◆ EXERCISE REQUIREMENTS:
Find each line with the word "nanica" and copy it.
— begin RECORDS FOR THIS EXERCISE —
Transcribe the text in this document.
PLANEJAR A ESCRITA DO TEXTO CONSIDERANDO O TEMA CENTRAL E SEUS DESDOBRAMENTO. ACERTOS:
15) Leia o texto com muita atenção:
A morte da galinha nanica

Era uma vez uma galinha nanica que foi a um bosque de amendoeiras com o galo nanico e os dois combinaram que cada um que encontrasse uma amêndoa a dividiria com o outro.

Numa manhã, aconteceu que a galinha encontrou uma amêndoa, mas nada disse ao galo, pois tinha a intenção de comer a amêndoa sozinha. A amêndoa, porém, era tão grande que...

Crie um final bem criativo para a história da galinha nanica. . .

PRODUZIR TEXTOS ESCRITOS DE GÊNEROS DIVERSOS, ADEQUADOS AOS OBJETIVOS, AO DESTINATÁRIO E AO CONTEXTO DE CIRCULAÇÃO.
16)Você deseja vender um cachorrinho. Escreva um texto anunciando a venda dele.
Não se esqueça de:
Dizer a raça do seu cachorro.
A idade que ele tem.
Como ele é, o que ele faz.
— end RECORDS FOR THIS EXERCISE —
◆ SOLUTION FOR THIS TASK:
A morte da galinha nanica
Era uma vez uma galinha nanica que foi a um bosque de amendoeiras com o galo nanico e os dois combinaram que cada um que encontrasse uma amêndoa a dividiria com o outro.
Crie um final bem criativo para a história da galinha nanica. . .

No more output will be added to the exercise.